§ **EXERCISE DETAILS**:
Print the full listing exactly.

§ **RECORD EXTRACTS**:
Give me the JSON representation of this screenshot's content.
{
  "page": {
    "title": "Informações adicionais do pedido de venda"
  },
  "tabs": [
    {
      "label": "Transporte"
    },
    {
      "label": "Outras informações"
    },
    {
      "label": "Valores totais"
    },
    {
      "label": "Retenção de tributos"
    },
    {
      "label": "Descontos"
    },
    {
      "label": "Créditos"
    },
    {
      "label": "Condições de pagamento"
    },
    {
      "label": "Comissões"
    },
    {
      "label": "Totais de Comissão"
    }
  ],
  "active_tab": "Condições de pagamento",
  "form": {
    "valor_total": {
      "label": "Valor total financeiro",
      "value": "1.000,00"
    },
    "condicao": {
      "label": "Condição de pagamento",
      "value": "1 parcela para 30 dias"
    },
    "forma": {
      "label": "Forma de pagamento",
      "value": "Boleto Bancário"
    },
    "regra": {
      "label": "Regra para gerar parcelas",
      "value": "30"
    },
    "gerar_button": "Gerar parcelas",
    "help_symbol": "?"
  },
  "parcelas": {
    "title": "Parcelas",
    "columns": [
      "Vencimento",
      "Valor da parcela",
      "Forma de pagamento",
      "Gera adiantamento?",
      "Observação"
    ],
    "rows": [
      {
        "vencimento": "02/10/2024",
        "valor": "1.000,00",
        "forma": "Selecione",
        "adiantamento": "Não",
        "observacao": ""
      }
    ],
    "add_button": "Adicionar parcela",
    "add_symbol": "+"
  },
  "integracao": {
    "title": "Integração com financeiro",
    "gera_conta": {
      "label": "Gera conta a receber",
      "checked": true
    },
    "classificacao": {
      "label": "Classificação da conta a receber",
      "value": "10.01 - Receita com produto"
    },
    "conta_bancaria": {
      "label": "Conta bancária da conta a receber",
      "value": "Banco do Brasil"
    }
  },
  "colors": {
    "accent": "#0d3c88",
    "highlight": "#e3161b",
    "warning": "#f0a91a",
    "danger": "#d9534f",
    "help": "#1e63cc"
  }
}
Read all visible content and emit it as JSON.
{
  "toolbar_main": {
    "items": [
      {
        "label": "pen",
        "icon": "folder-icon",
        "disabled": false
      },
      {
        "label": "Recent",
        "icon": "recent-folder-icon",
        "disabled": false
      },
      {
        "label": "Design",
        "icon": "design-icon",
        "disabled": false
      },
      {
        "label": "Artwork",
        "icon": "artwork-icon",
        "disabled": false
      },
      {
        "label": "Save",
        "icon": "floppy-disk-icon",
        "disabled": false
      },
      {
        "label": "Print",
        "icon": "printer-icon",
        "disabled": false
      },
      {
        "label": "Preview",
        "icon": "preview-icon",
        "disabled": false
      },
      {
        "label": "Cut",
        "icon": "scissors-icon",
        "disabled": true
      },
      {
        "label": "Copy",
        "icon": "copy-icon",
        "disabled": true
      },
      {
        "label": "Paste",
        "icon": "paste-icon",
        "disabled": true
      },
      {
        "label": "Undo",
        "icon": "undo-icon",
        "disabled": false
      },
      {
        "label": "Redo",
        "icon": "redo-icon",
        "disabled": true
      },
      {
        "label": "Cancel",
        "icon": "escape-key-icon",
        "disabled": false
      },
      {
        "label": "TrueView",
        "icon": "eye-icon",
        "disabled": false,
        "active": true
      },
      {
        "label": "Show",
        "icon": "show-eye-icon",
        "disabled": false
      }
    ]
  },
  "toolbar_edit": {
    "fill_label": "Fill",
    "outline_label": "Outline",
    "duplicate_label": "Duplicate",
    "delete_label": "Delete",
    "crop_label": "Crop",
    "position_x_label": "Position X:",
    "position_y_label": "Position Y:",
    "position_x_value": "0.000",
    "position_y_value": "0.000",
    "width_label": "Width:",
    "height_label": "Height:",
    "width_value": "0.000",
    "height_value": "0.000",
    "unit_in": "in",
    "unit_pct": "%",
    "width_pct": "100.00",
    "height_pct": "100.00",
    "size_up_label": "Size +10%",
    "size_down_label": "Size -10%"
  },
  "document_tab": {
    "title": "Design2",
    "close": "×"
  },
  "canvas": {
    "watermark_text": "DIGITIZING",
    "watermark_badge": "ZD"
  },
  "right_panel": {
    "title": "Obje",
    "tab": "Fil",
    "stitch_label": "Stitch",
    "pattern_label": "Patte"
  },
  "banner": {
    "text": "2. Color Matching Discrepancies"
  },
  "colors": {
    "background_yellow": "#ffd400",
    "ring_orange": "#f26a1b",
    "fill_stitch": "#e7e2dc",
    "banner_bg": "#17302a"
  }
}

§ **EXERCISE ANSWER**:
Give me the JSON representation of this screenshot's content.
{
  "page": {
    "title": "Informações adicionais do pedido de venda"
  },
  "tabs": [
    {
      "label": "Transporte"
    },
    {
      "label": "Outras informações"
    },
    {
      "label": "Valores totais"
    },
    {
      "label": "Retenção de tributos"
    },
    {
      "label": "Descontos"
    },
    {
      "label": "Créditos"
    },
    {
      "label": "Condições de pagamento"
    },
    {
      "label": "Comissões"
    },
    {
      "label": "Totais de Comissão"
    }
  ],
  "active_tab": "Condições de pagamento",
  "form": {
    "valor_total": {
      "label": "Valor total financeiro",
      "value": "1.000,00"
    },
    "condicao": {
      "label": "Condição de pagamento",
      "value": "1 parcela para 30 dias"
    },
    "forma": {
      "label": "Forma de pagamento",
      "value": "Boleto Bancário"
    },
    "regra": {
      "label": "Regra para gerar parcelas",
      "value": "30"
    },
    "gerar_button": "Gerar parcelas",
    "help_symbol": "?"
  },
  "parcelas": {
    "title": "Parcelas",
    "columns": [
      "Vencimento",
      "Valor da parcela",
      "Forma de pagamento",
      "Gera adiantamento?",
      "Observação"
    ],
    "rows": [
      {
        "vencimento": "02/10/2024",
        "valor": "1.000,00",
        "forma": "Selecione",
        "adiantamento": "Não",
        "observacao": ""
      }
    ],
    "add_button": "Adicionar parcela",
    "add_symbol": "+"
  },
  "integracao": {
    "title": "Integração com financeiro",
    "gera_conta": {
      "label": "Gera conta a receber",
      "checked": true
    },
    "classificacao": {
      "label": "Classificação da conta a receber",
      "value": "10.01 - Receita com produto"
    },
    "conta_bancaria": {
      "label": "Conta bancária da conta a receber",
      "value": "Banco do Brasil"
    }
  },
  "colors": {
    "accent": "#0d3c88",
    "highlight": "#e3161b",
    "warning": "#f0a91a",
    "danger": "#d9534f",
    "help": "#1e63cc"
  }
}
Read all visible content and emit it as JSON.
{
  "toolbar_main": {
    "items": [
      {
        "label": "pen",
        "icon": "folder-icon",
        "disabled": false
      },
      {
        "label": "Recent",
        "icon": "recent-folder-icon",
        "disabled": false
      },
      {
        "label": "Design",
        "icon": "design-icon",
        "disabled": false
      },
      {
        "label": "Artwork",
        "icon": "artwork-icon",
        "disabled": false
      },
      {
        "label": "Save",
        "icon": "floppy-disk-icon",
        "disabled": false
      },
      {
        "label": "Print",
        "icon": "printer-icon",
        "disabled": false
      },
      {
        "label": "Preview",
        "icon": "preview-icon",
        "disabled": false
      },
      {
        "label": "Cut",
        "icon": "scissors-icon",
        "disabled": true
      },
      {
        "label": "Copy",
        "icon": "copy-icon",
        "disabled": true
      },
      {
        "label": "Paste",
        "icon": "paste-icon",
        "disabled": true
      },
      {
        "label": "Undo",
        "icon": "undo-icon",
        "disabled": false
      },
      {
        "label": "Redo",
        "icon": "redo-icon",
        "disabled": true
      },
      {
        "label": "Cancel",
        "icon": "escape-key-icon",
        "disabled": false
      },
      {
        "label": "TrueView",
        "icon": "eye-icon",
        "disabled": false,
        "active": true
      },
      {
        "label": "Show",
        "icon": "show-eye-icon",
        "disabled": false
      }
    ]
  },
  "toolbar_edit": {
    "fill_label": "Fill",
    "outline_label": "Outline",
    "duplicate_label": "Duplicate",
    "delete_label": "Delete",
    "crop_label": "Crop",
    "position_x_label": "Position X:",
    "position_y_label": "Position Y:",
    "position_x_value": "0.000",
    "position_y_value": "0.000",
    "width_label": "Width:",
    "height_label": "Height:",
    "width_value": "0.000",
    "height_value": "0.000",
    "unit_in": "in",
    "unit_pct": "%",
    "width_pct": "100.00",
    "height_pct": "100.00",
    "size_up_label": "Size +10%",
    "size_down_label": "Size -10%"
  },
  "document_tab": {
    "title": "Design2",
    "close": "×"
  },
  "canvas": {
    "watermark_text": "DIGITIZING",
    "watermark_badge": "ZD"
  },
  "right_panel": {
    "title": "Obje",
    "tab": "Fil",
    "stitch_label": "Stitch",
    "pattern_label": "Patte"
  },
  "banner": {
    "text": "2. Color Matching Discrepancies"
  },
  "colors": {
    "background_yellow": "#ffd400",
    "ring_orange": "#f26a1b",
    "fill_stitch": "#e7e2dc",
    "banner_bg": "#17302a"
  }
}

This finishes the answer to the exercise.